→ **What you should do**: Copy, from the entries below, each line in which the string "либо" appears.

→ **Extracted data entries**:
>>
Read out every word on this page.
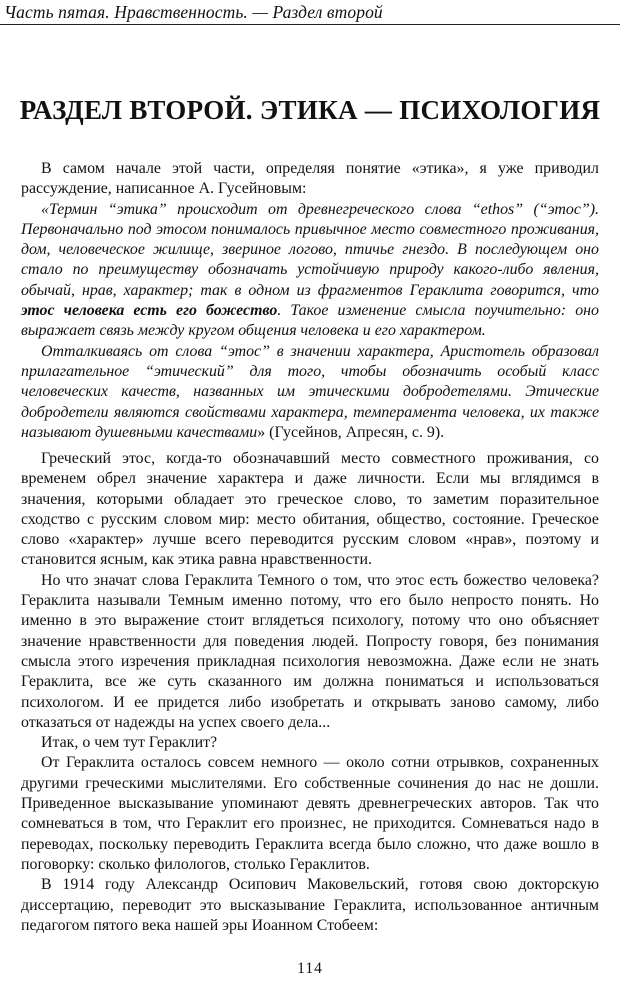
Часть пятая. Нравственность. — Раздел второй
РАЗДЕЛ ВТОРОЙ. ЭТИКА — ПСИХОЛОГИЯ

В самом начале этой части, определяя понятие «этика», я уже приводил рассуждение, написанное А. Гусейновым:

«Термин “этика” происходит от древнегреческого слова “ethos” (“этос”). Первоначально под этосом понималось привычное место совместного проживания, дом, человеческое жилище, звериное логово, птичье гнездо. В последующем оно стало по преимуществу обозначать устойчивую природу какого-либо явления, обычай, нрав, характер; так в одном из фрагментов Гераклита говорится, что этос человека есть его божество. Такое изменение смысла поучительно: оно выражает связь между кругом общения человека и его характером.

Отталкиваясь от слова “этос” в значении характера, Аристотель образовал прилагательное “этический” для того, чтобы обозначить особый класс человеческих качеств, названных им этическими добродетелями. Этические добродетели являются свойствами характера, темперамента человека, их также называют душевными качествами» (Гусейнов, Апресян, с. 9).

Греческий этос, когда-то обозначавший место совместного проживания, со временем обрел значение характера и даже личности. Если мы вглядимся в значения, которыми обладает это греческое слово, то заметим поразительное сходство с русским словом мир: место обитания, общество, состояние. Греческое слово «характер» лучше всего переводится русским словом «нрав», поэтому и становится ясным, как этика равна нравственности.

Но что значат слова Гераклита Темного о том, что этос есть божество человека? Гераклита называли Темным именно потому, что его было непросто понять. Но именно в это выражение стоит вглядеться психологу, потому что оно объясняет значение нравственности для поведения людей. Попросту говоря, без понимания смысла этого изречения прикладная психология невозможна. Даже если не знать Гераклита, все же суть сказанного им должна пониматься и использоваться психологом. И ее придется либо изобретать и открывать заново самому, либо отказаться от надежды на успех своего дела...

Итак, о чем тут Гераклит?

От Гераклита осталось совсем немного — около сотни отрывков, сохраненных другими греческими мыслителями. Его собственные сочинения до нас не дошли. Приведенное высказывание упоминают девять древнегреческих авторов. Так что сомневаться в том, что Гераклит его произнес, не приходится. Сомневаться надо в переводах, поскольку переводить Гераклита всегда было сложно, что даже вошло в поговорку: сколько филологов, столько Гераклитов.

В 1914 году Александр Осипович Маковельский, готовя свою докторскую диссертацию, переводит это высказывание Гераклита, использованное античным педагогом пятого века нашей эры Иоанном Стобеем:

114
<<
→ **Task solution**:
«Термин “этика” происходит от древнегреческого слова “ethos” (“этос”). Первоначально под этосом понималось привычное место совместного проживания, дом, человеческое жилище, звериное логово, птичье гнездо. В последующем оно стало по преимуществу обозначать устойчивую природу какого-либо явления, обычай, нрав, характер; так в одном из фрагментов Гераклита говорится, что этос человека есть его божество. Такое изменение смысла поучительно: оно выражает связь между кругом общения человека и его характером.
Но что значат слова Гераклита Темного о том, что этос есть божество человека? Гераклита называли Темным именно потому, что его было непросто понять. Но именно в это выражение стоит вглядеться психологу, потому что оно объясняет значение нравственности для поведения людей. Попросту говоря, без понимания смысла этого изречения прикладная психология невозможна. Даже если не знать Гераклита, все же суть сказанного им должна пониматься и использоваться психологом. И ее придется либо изобретать и открывать заново самому, либо отказаться от надежды на успех своего дела...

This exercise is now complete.